SUPPLIED MATERIAL
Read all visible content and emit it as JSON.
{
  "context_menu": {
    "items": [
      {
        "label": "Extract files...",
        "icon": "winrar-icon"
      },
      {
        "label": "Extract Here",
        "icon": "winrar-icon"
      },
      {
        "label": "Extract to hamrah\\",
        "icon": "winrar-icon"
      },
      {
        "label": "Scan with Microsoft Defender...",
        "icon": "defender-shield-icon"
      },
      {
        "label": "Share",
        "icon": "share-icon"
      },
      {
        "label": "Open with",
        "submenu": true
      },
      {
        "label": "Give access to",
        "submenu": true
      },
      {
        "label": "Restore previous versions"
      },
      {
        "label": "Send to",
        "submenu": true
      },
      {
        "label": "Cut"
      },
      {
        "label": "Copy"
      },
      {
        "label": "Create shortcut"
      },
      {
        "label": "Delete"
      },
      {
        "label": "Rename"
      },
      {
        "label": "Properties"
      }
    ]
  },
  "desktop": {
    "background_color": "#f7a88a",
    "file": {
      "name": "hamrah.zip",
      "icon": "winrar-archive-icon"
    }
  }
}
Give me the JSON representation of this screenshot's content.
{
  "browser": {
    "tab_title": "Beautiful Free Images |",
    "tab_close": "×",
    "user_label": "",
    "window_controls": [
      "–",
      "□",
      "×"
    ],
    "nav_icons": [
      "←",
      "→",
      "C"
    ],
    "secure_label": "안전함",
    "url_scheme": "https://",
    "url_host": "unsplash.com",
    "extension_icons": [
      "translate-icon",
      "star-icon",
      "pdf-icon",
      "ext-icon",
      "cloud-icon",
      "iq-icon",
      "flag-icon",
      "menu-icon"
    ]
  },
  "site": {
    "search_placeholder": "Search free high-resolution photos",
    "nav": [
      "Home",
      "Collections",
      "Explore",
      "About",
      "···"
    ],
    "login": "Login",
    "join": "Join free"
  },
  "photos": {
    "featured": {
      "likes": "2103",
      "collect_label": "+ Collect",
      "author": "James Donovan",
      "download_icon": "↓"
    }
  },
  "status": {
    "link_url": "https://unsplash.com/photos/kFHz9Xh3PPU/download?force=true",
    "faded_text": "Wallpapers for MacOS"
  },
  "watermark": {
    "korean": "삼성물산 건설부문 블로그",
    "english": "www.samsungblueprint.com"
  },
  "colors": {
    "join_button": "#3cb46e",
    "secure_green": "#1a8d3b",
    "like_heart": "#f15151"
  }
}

THE TASK
Go through the listing above and locate each line that holds the word "unsplash". Copy those lines.

THE SOLUTION
    "url_host": "unsplash.com",
    "link_url": "https://unsplash.com/photos/kFHz9Xh3PPU/download?force=true",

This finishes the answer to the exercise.